--- start Input for this task ---

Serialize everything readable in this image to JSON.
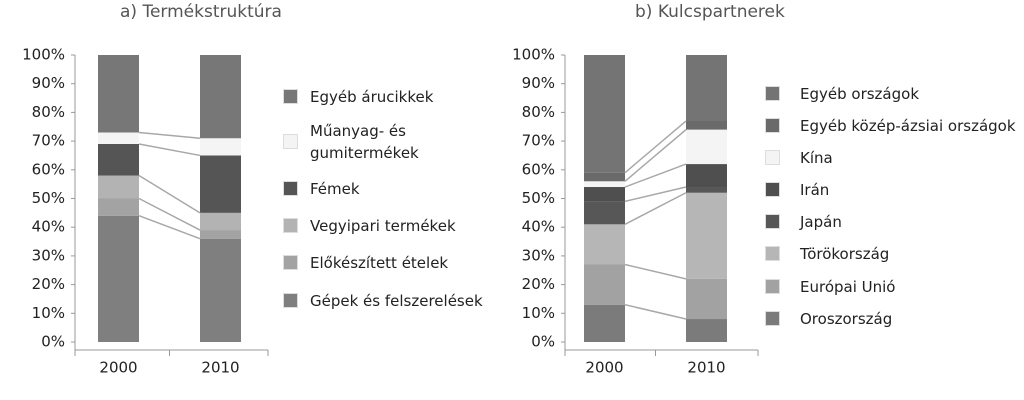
{
  "chart_data": [
    {
      "type": "bar",
      "stacked": true,
      "title": "a)  Termékstruktúra",
      "categories": [
        "2000",
        "2010"
      ],
      "series": [
        {
          "name": "Gépek és felszerelések",
          "color": "#7f7f7f",
          "values": [
            44,
            36
          ]
        },
        {
          "name": "Előkészített ételek",
          "color": "#a3a3a3",
          "values": [
            6,
            3
          ]
        },
        {
          "name": "Vegyipari termékek",
          "color": "#b3b3b3",
          "values": [
            8,
            6
          ]
        },
        {
          "name": "Fémek",
          "color": "#555555",
          "values": [
            11,
            20
          ]
        },
        {
          "name": "Műanyag- és gumitermékek",
          "color": "#f4f4f4",
          "values": [
            4,
            6
          ]
        },
        {
          "name": "Egyéb árucikkek",
          "color": "#777777",
          "values": [
            27,
            29
          ]
        }
      ],
      "ylim": [
        0,
        100
      ],
      "yticks": [
        {
          "value": 0,
          "label": "0%"
        },
        {
          "value": 10,
          "label": "10%"
        },
        {
          "value": 20,
          "label": "20%"
        },
        {
          "value": 30,
          "label": "30%"
        },
        {
          "value": 40,
          "label": "40%"
        },
        {
          "value": 50,
          "label": "50%"
        },
        {
          "value": 60,
          "label": "60%"
        },
        {
          "value": 70,
          "label": "70%"
        },
        {
          "value": 80,
          "label": "80%"
        },
        {
          "value": 90,
          "label": "90%"
        },
        {
          "value": 100,
          "label": "100%"
        }
      ]
    },
    {
      "type": "bar",
      "stacked": true,
      "title": "b)  Kulcspartnerek",
      "categories": [
        "2000",
        "2010"
      ],
      "series": [
        {
          "name": "Oroszország",
          "color": "#7b7b7b",
          "values": [
            13,
            8
          ]
        },
        {
          "name": "Európai Unió",
          "color": "#a2a2a2",
          "values": [
            14,
            14
          ]
        },
        {
          "name": "Törökország",
          "color": "#b6b6b6",
          "values": [
            14,
            30
          ]
        },
        {
          "name": "Japán",
          "color": "#575757",
          "values": [
            8,
            2
          ]
        },
        {
          "name": "Irán",
          "color": "#4f4f4f",
          "values": [
            5,
            8
          ]
        },
        {
          "name": "Kína",
          "color": "#f4f4f4",
          "values": [
            2,
            12
          ]
        },
        {
          "name": "Egyéb közép-ázsiai országok",
          "color": "#6a6a6a",
          "values": [
            3,
            3
          ]
        },
        {
          "name": "Egyéb országok",
          "color": "#747474",
          "values": [
            41,
            23
          ]
        }
      ],
      "ylim": [
        0,
        100
      ],
      "yticks": [
        {
          "value": 0,
          "label": "0%"
        },
        {
          "value": 10,
          "label": "10%"
        },
        {
          "value": 20,
          "label": "20%"
        },
        {
          "value": 30,
          "label": "30%"
        },
        {
          "value": 40,
          "label": "40%"
        },
        {
          "value": 50,
          "label": "50%"
        },
        {
          "value": 60,
          "label": "60%"
        },
        {
          "value": 70,
          "label": "70%"
        },
        {
          "value": 80,
          "label": "80%"
        },
        {
          "value": 90,
          "label": "90%"
        },
        {
          "value": 100,
          "label": "100%"
        }
      ]
    }
  ]
}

--- end Input for this task ---

**Challenge:**
What is the number of lines in this material that hold the string "title"? Answer with that number only.

**Result:**
2